** start of WORKING DATA **
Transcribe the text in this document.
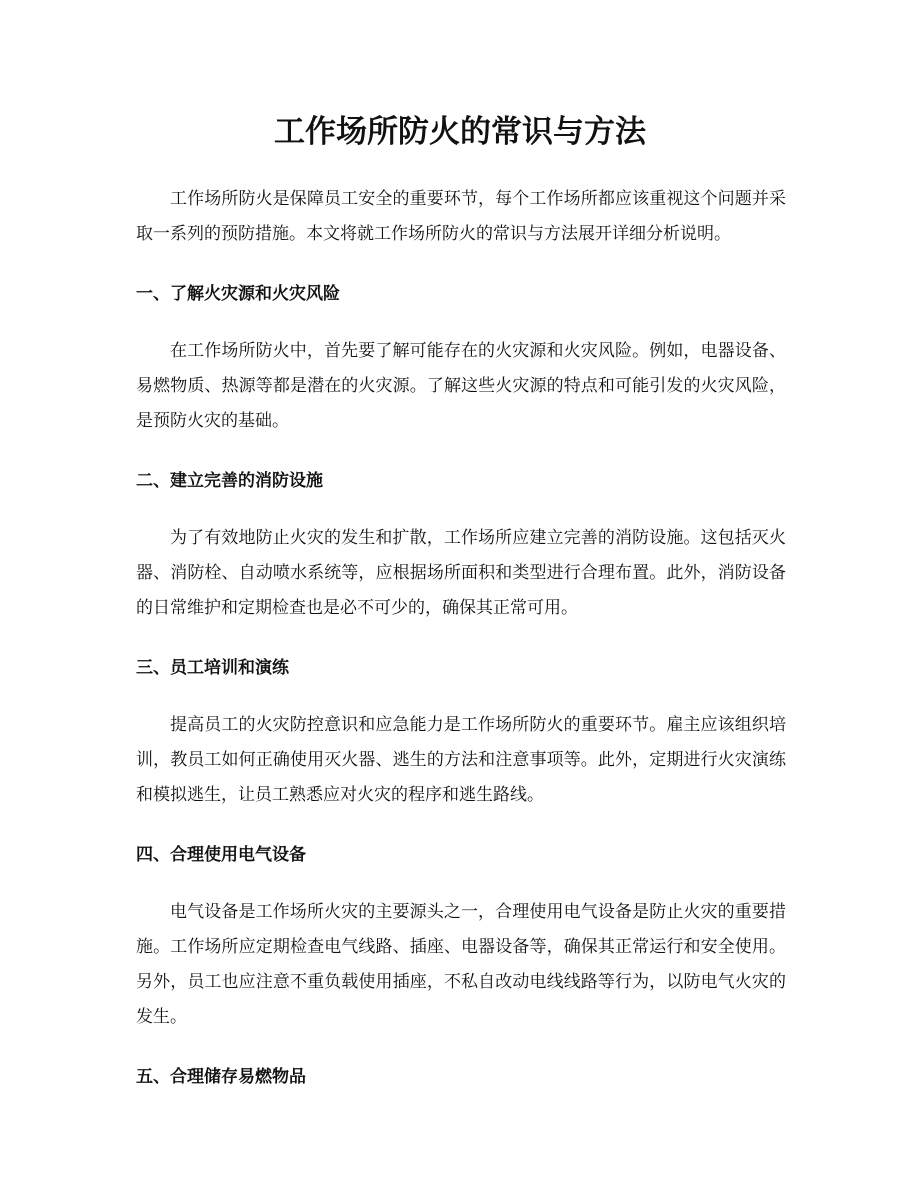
工作场所防火的常识与方法

工作场所防火是保障员工安全的重要环节，每个工作场所都应该重视这个问题并采取一系列的预防措施。本文将就工作场所防火的常识与方法展开详细分析说明。

一、了解火灾源和火灾风险

在工作场所防火中，首先要了解可能存在的火灾源和火灾风险。例如，电器设备、易燃物质、热源等都是潜在的火灾源。了解这些火灾源的特点和可能引发的火灾风险，是预防火灾的基础。

二、建立完善的消防设施

为了有效地防止火灾的发生和扩散，工作场所应建立完善的消防设施。这包括灭火器、消防栓、自动喷水系统等，应根据场所面积和类型进行合理布置。此外，消防设备的日常维护和定期检查也是必不可少的，确保其正常可用。

三、员工培训和演练

提高员工的火灾防控意识和应急能力是工作场所防火的重要环节。雇主应该组织培训，教员工如何正确使用灭火器、逃生的方法和注意事项等。此外，定期进行火灾演练和模拟逃生，让员工熟悉应对火灾的程序和逃生路线。

四、合理使用电气设备

电气设备是工作场所火灾的主要源头之一，合理使用电气设备是防止火灾的重要措施。工作场所应定期检查电气线路、插座、电器设备等，确保其正常运行和安全使用。另外，员工也应注意不重负载使用插座，不私自改动电线线路等行为，以防电气火灾的发生。

五、合理储存易燃物品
** end of WORKING DATA **
## TASK
Write out the material above again, word for word, minus its pictures.

## ANSWER TO THIS TASK
Transcribe the text in this document.
工作场所防火的常识与方法

工作场所防火是保障员工安全的重要环节，每个工作场所都应该重视这个问题并采取一系列的预防措施。本文将就工作场所防火的常识与方法展开详细分析说明。

一、了解火灾源和火灾风险

在工作场所防火中，首先要了解可能存在的火灾源和火灾风险。例如，电器设备、易燃物质、热源等都是潜在的火灾源。了解这些火灾源的特点和可能引发的火灾风险，是预防火灾的基础。

二、建立完善的消防设施

为了有效地防止火灾的发生和扩散，工作场所应建立完善的消防设施。这包括灭火器、消防栓、自动喷水系统等，应根据场所面积和类型进行合理布置。此外，消防设备的日常维护和定期检查也是必不可少的，确保其正常可用。

三、员工培训和演练

提高员工的火灾防控意识和应急能力是工作场所防火的重要环节。雇主应该组织培训，教员工如何正确使用灭火器、逃生的方法和注意事项等。此外，定期进行火灾演练和模拟逃生，让员工熟悉应对火灾的程序和逃生路线。

四、合理使用电气设备

电气设备是工作场所火灾的主要源头之一，合理使用电气设备是防止火灾的重要措施。工作场所应定期检查电气线路、插座、电器设备等，确保其正常运行和安全使用。另外，员工也应注意不重负载使用插座，不私自改动电线线路等行为，以防电气火灾的发生。

五、合理储存易燃物品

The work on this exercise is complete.